→ WHAT IS REQUIRED
Leave out the pictures and copy everything else below exactly.

→ INPUT RECORDS
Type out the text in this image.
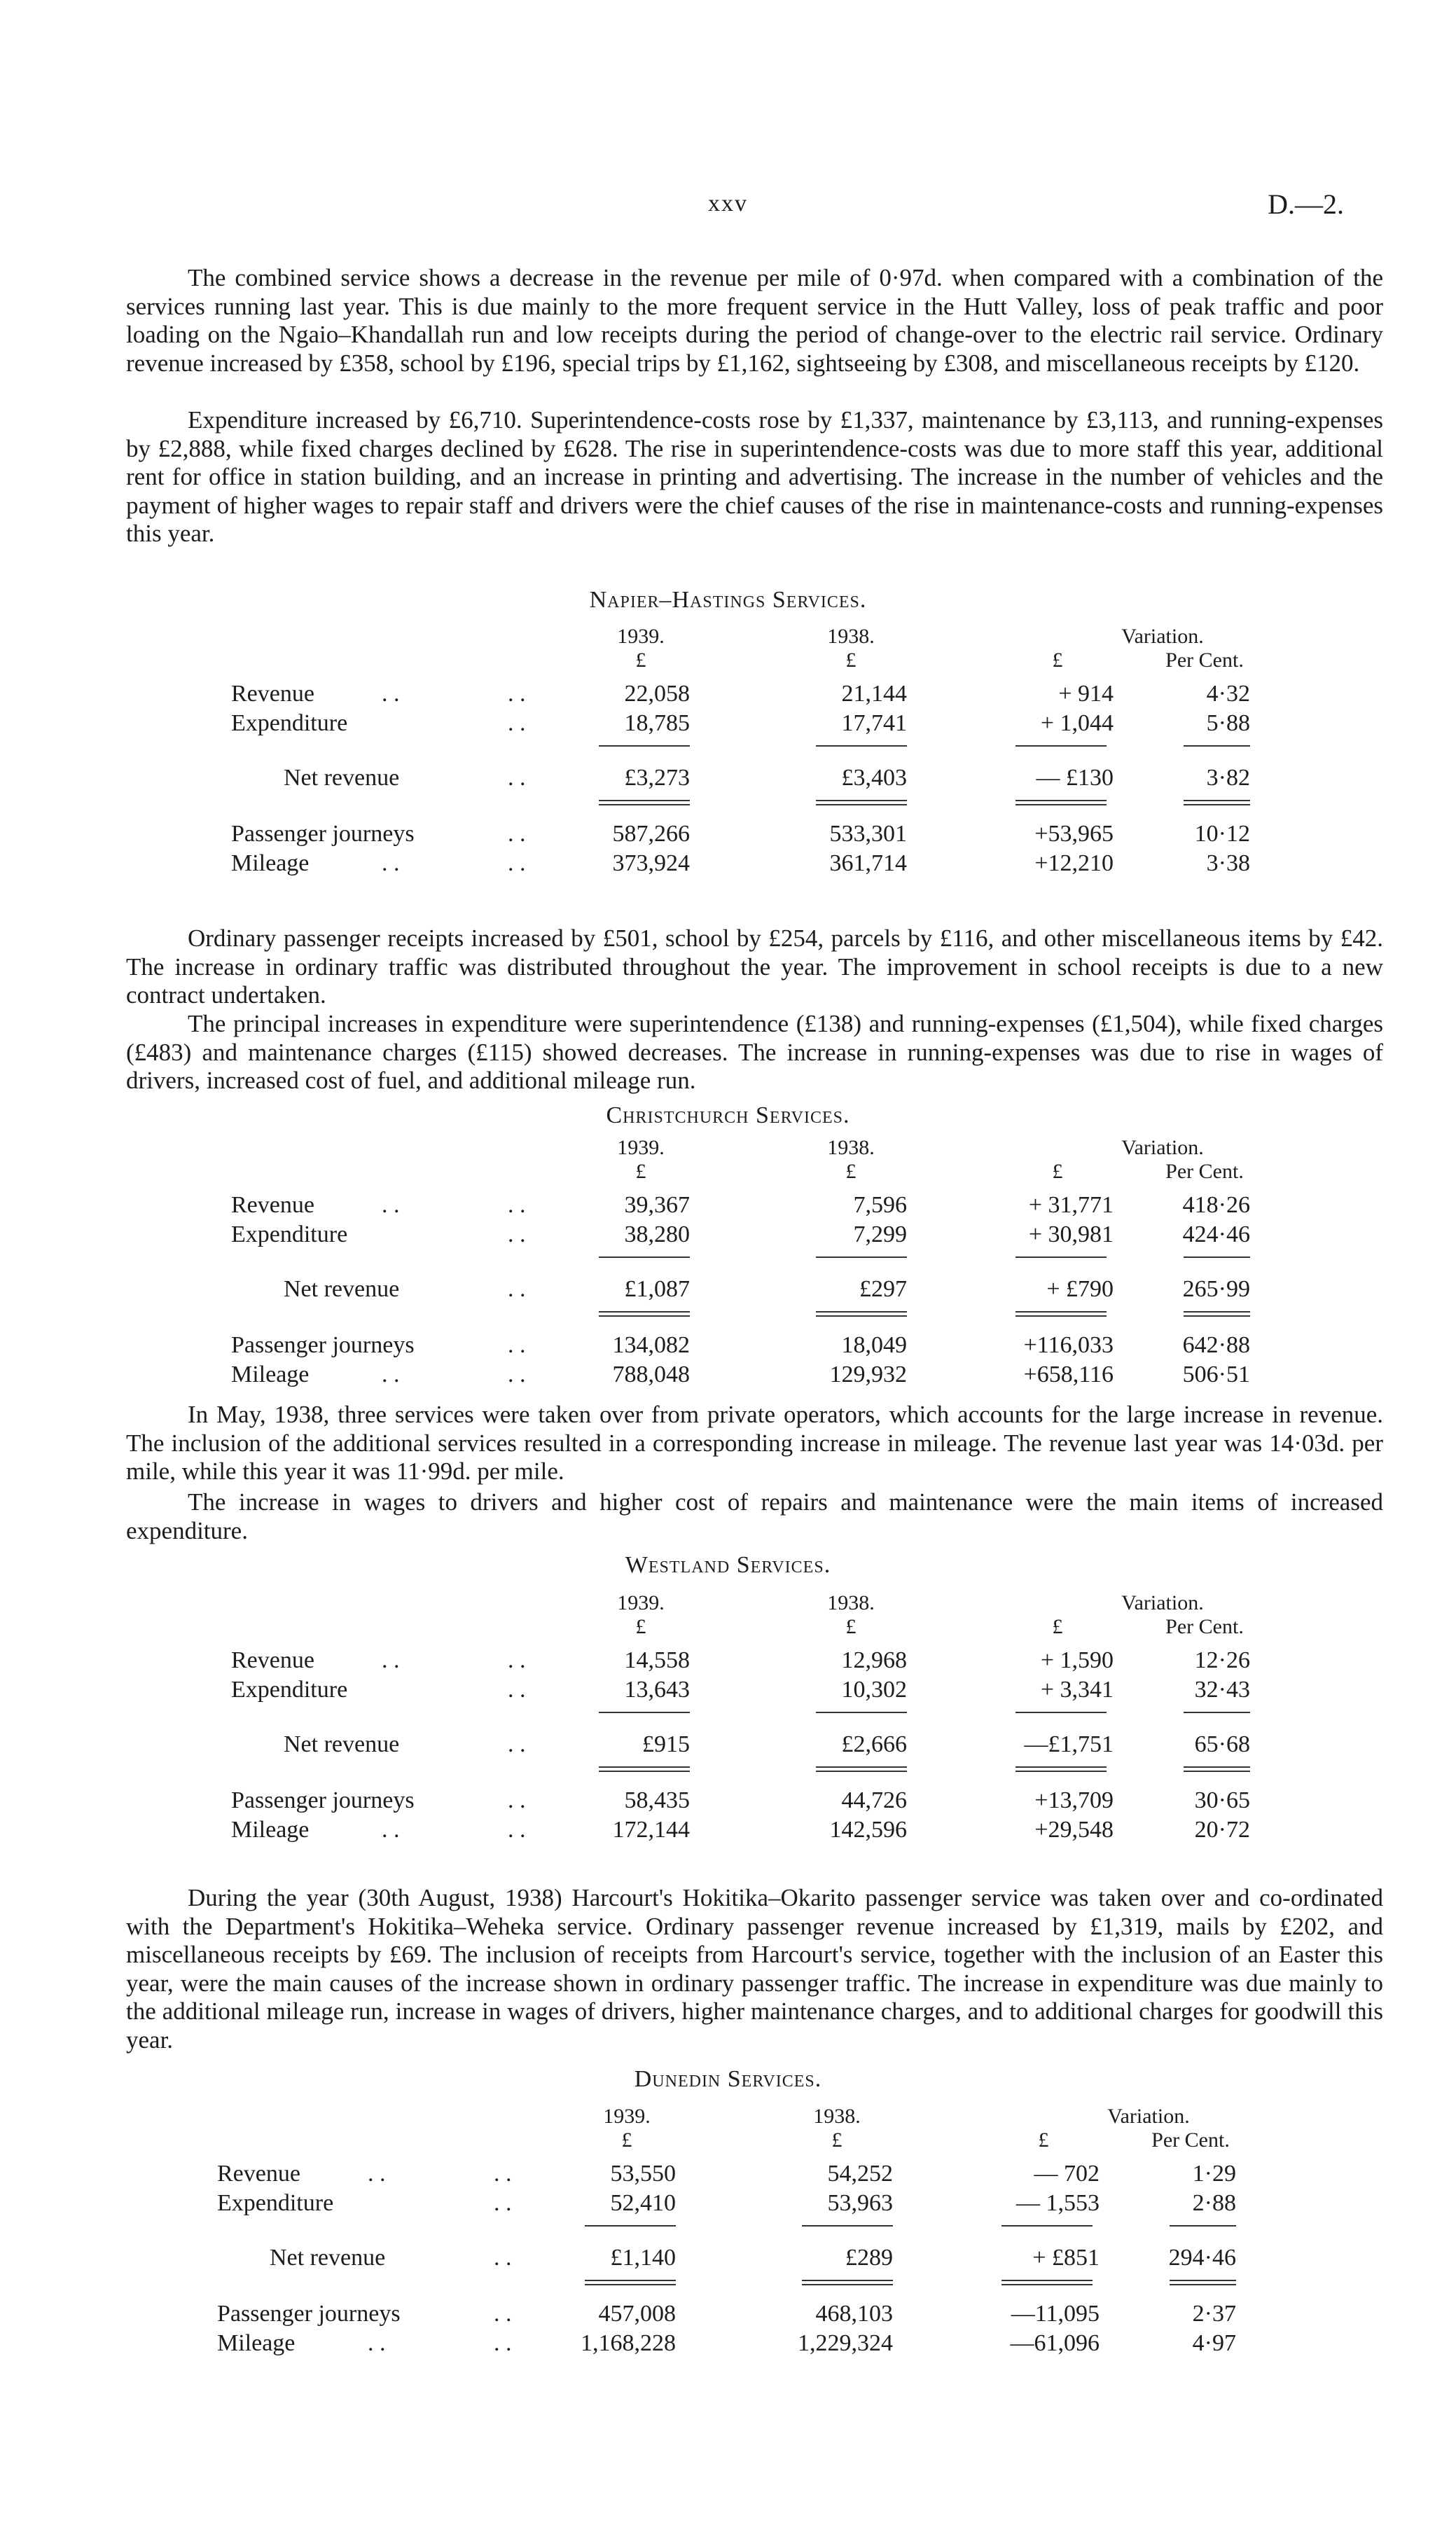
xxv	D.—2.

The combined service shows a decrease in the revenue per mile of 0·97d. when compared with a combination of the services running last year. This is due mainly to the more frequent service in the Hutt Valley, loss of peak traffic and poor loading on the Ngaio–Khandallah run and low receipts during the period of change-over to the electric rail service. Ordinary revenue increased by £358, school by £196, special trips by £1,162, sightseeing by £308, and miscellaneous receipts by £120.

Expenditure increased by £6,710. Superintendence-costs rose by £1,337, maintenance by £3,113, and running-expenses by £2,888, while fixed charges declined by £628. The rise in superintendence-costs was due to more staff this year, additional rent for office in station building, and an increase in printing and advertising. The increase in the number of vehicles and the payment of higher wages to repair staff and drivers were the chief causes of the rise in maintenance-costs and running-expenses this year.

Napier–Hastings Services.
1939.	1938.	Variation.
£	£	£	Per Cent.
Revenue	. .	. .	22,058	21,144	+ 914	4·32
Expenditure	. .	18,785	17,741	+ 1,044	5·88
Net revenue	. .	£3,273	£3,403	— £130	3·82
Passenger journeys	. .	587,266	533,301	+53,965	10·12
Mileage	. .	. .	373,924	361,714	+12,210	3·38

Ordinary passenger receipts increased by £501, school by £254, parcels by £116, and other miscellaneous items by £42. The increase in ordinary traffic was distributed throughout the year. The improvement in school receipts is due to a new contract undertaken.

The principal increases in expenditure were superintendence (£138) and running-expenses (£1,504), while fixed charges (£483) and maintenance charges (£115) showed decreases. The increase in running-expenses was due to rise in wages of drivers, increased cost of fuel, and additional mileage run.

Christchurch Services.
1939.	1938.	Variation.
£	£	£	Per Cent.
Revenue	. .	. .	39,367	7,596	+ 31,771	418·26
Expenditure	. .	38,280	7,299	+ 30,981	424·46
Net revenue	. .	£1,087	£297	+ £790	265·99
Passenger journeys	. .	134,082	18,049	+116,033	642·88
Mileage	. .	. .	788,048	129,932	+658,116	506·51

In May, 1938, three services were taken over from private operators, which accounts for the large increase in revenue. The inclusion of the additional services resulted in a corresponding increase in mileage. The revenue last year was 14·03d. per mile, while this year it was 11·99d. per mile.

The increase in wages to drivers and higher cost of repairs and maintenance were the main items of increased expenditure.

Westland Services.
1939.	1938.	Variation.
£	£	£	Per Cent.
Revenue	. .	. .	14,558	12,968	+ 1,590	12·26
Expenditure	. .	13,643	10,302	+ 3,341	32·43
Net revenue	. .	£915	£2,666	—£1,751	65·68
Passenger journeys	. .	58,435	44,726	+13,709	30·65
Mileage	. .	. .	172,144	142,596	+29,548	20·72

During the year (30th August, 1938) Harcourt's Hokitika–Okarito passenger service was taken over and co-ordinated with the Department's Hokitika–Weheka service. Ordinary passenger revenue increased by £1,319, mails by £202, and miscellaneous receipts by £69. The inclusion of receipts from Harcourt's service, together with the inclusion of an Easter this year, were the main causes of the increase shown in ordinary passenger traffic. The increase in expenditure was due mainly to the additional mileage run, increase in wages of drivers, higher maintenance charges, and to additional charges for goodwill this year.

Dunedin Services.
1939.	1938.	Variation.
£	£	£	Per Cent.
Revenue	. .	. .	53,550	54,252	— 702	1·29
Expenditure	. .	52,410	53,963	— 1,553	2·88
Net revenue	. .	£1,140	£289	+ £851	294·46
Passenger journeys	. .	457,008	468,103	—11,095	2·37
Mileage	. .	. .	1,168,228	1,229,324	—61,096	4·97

→ FINISHED TASK
Type out the text in this image.
xxv	D.—2.

The combined service shows a decrease in the revenue per mile of 0·97d. when compared with a combination of the services running last year. This is due mainly to the more frequent service in the Hutt Valley, loss of peak traffic and poor loading on the Ngaio–Khandallah run and low receipts during the period of change-over to the electric rail service. Ordinary revenue increased by £358, school by £196, special trips by £1,162, sightseeing by £308, and miscellaneous receipts by £120.

Expenditure increased by £6,710. Superintendence-costs rose by £1,337, maintenance by £3,113, and running-expenses by £2,888, while fixed charges declined by £628. The rise in superintendence-costs was due to more staff this year, additional rent for office in station building, and an increase in printing and advertising. The increase in the number of vehicles and the payment of higher wages to repair staff and drivers were the chief causes of the rise in maintenance-costs and running-expenses this year.

Napier–Hastings Services.
1939.	1938.	Variation.
£	£	£	Per Cent.
Revenue	. .	. .	22,058	21,144	+ 914	4·32
Expenditure	. .	18,785	17,741	+ 1,044	5·88
Net revenue	. .	£3,273	£3,403	— £130	3·82
Passenger journeys	. .	587,266	533,301	+53,965	10·12
Mileage	. .	. .	373,924	361,714	+12,210	3·38

Ordinary passenger receipts increased by £501, school by £254, parcels by £116, and other miscellaneous items by £42. The increase in ordinary traffic was distributed throughout the year. The improvement in school receipts is due to a new contract undertaken.

The principal increases in expenditure were superintendence (£138) and running-expenses (£1,504), while fixed charges (£483) and maintenance charges (£115) showed decreases. The increase in running-expenses was due to rise in wages of drivers, increased cost of fuel, and additional mileage run.

Christchurch Services.
1939.	1938.	Variation.
£	£	£	Per Cent.
Revenue	. .	. .	39,367	7,596	+ 31,771	418·26
Expenditure	. .	38,280	7,299	+ 30,981	424·46
Net revenue	. .	£1,087	£297	+ £790	265·99
Passenger journeys	. .	134,082	18,049	+116,033	642·88
Mileage	. .	. .	788,048	129,932	+658,116	506·51

In May, 1938, three services were taken over from private operators, which accounts for the large increase in revenue. The inclusion of the additional services resulted in a corresponding increase in mileage. The revenue last year was 14·03d. per mile, while this year it was 11·99d. per mile.

The increase in wages to drivers and higher cost of repairs and maintenance were the main items of increased expenditure.

Westland Services.
1939.	1938.	Variation.
£	£	£	Per Cent.
Revenue	. .	. .	14,558	12,968	+ 1,590	12·26
Expenditure	. .	13,643	10,302	+ 3,341	32·43
Net revenue	. .	£915	£2,666	—£1,751	65·68
Passenger journeys	. .	58,435	44,726	+13,709	30·65
Mileage	. .	. .	172,144	142,596	+29,548	20·72

During the year (30th August, 1938) Harcourt's Hokitika–Okarito passenger service was taken over and co-ordinated with the Department's Hokitika–Weheka service. Ordinary passenger revenue increased by £1,319, mails by £202, and miscellaneous receipts by £69. The inclusion of receipts from Harcourt's service, together with the inclusion of an Easter this year, were the main causes of the increase shown in ordinary passenger traffic. The increase in expenditure was due mainly to the additional mileage run, increase in wages of drivers, higher maintenance charges, and to additional charges for goodwill this year.

Dunedin Services.
1939.	1938.	Variation.
£	£	£	Per Cent.
Revenue	. .	. .	53,550	54,252	— 702	1·29
Expenditure	. .	52,410	53,963	— 1,553	2·88
Net revenue	. .	£1,140	£289	+ £851	294·46
Passenger journeys	. .	457,008	468,103	—11,095	2·37
Mileage	. .	. .	1,168,228	1,229,324	—61,096	4·97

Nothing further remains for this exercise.